Records about charts and figures:

....

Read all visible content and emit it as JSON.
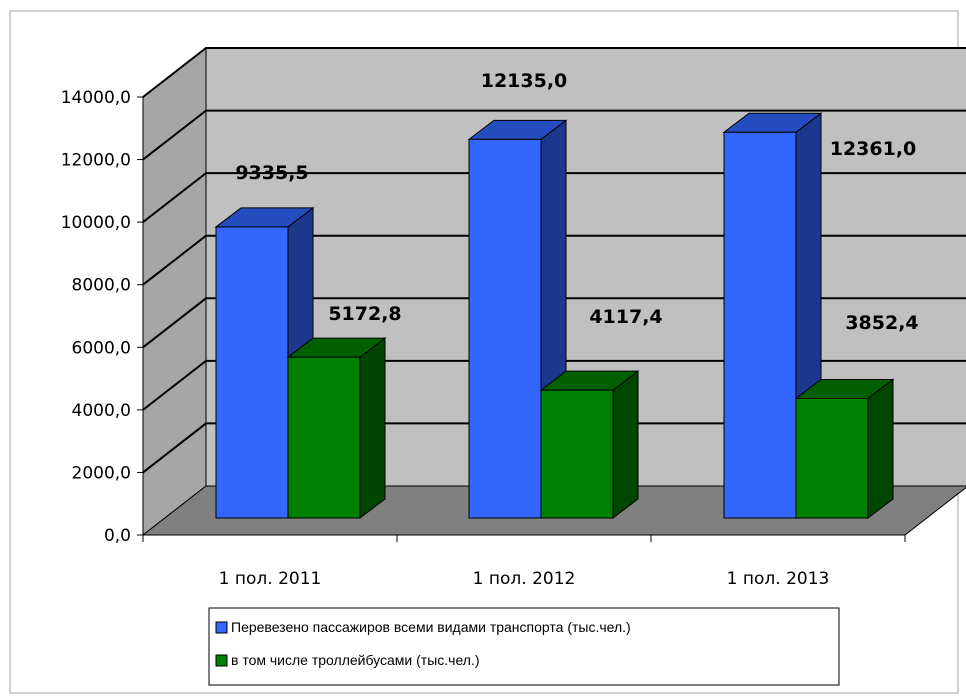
{
  "chart_data": {
    "type": "bar",
    "categories": [
      "1 пол. 2011",
      "1 пол. 2012",
      "1 пол. 2013"
    ],
    "series": [
      {
        "name": "Перевезено пассажиров всеми видами транспорта (тыс.чел.)",
        "values": [
          9335.5,
          12135.0,
          12361.0
        ],
        "value_labels": [
          "9335,5",
          "12135,0",
          "12361,0"
        ],
        "color": "#3366ff"
      },
      {
        "name": "в том числе троллейбусами (тыс.чел.)",
        "values": [
          5172.8,
          4117.4,
          3852.4
        ],
        "value_labels": [
          "5172,8",
          "4117,4",
          "3852,4"
        ],
        "color": "#008000"
      }
    ],
    "y_ticks": [
      "0,0",
      "2000,0",
      "4000,0",
      "6000,0",
      "8000,0",
      "10000,0",
      "12000,0",
      "14000,0"
    ],
    "ylim": [
      0,
      14000
    ],
    "grid": true,
    "style": "3d-column",
    "wall_color": "#c0c0c0",
    "floor_color": "#808080",
    "legend_position": "bottom"
  }
}
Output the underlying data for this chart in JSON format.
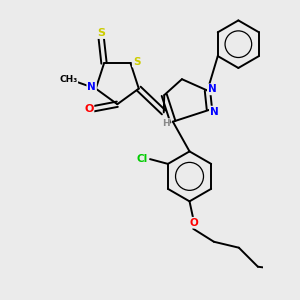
{
  "background_color": "#ebebeb",
  "figsize": [
    3.0,
    3.0
  ],
  "dpi": 100,
  "atom_colors": {
    "S": "#cccc00",
    "N": "#0000ff",
    "O": "#ff0000",
    "Cl": "#00cc00",
    "C": "#000000",
    "H": "#888888"
  },
  "bond_color": "#000000",
  "bond_width": 1.4,
  "font_size_atom": 7.5
}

....

- **Objective**
Pictures don't belong in the copy. Transcribe every record exactly as it appears.

- **Response for this exercise**
Read all visible content and emit it as JSON.
{
  "chart_data": {
    "type": "bar",
    "categories": [
      "1 пол. 2011",
      "1 пол. 2012",
      "1 пол. 2013"
    ],
    "series": [
      {
        "name": "Перевезено пассажиров всеми видами транспорта (тыс.чел.)",
        "values": [
          9335.5,
          12135.0,
          12361.0
        ],
        "value_labels": [
          "9335,5",
          "12135,0",
          "12361,0"
        ],
        "color": "#3366ff"
      },
      {
        "name": "в том числе троллейбусами (тыс.чел.)",
        "values": [
          5172.8,
          4117.4,
          3852.4
        ],
        "value_labels": [
          "5172,8",
          "4117,4",
          "3852,4"
        ],
        "color": "#008000"
      }
    ],
    "y_ticks": [
      "0,0",
      "2000,0",
      "4000,0",
      "6000,0",
      "8000,0",
      "10000,0",
      "12000,0",
      "14000,0"
    ],
    "ylim": [
      0,
      14000
    ],
    "grid": true,
    "style": "3d-column",
    "wall_color": "#c0c0c0",
    "floor_color": "#808080",
    "legend_position": "bottom"
  }
}
Output the underlying data for this chart in JSON format.
{
  "background_color": "#ebebeb",
  "figsize": [
    3.0,
    3.0
  ],
  "dpi": 100,
  "atom_colors": {
    "S": "#cccc00",
    "N": "#0000ff",
    "O": "#ff0000",
    "Cl": "#00cc00",
    "C": "#000000",
    "H": "#888888"
  },
  "bond_color": "#000000",
  "bond_width": 1.4,
  "font_size_atom": 7.5
}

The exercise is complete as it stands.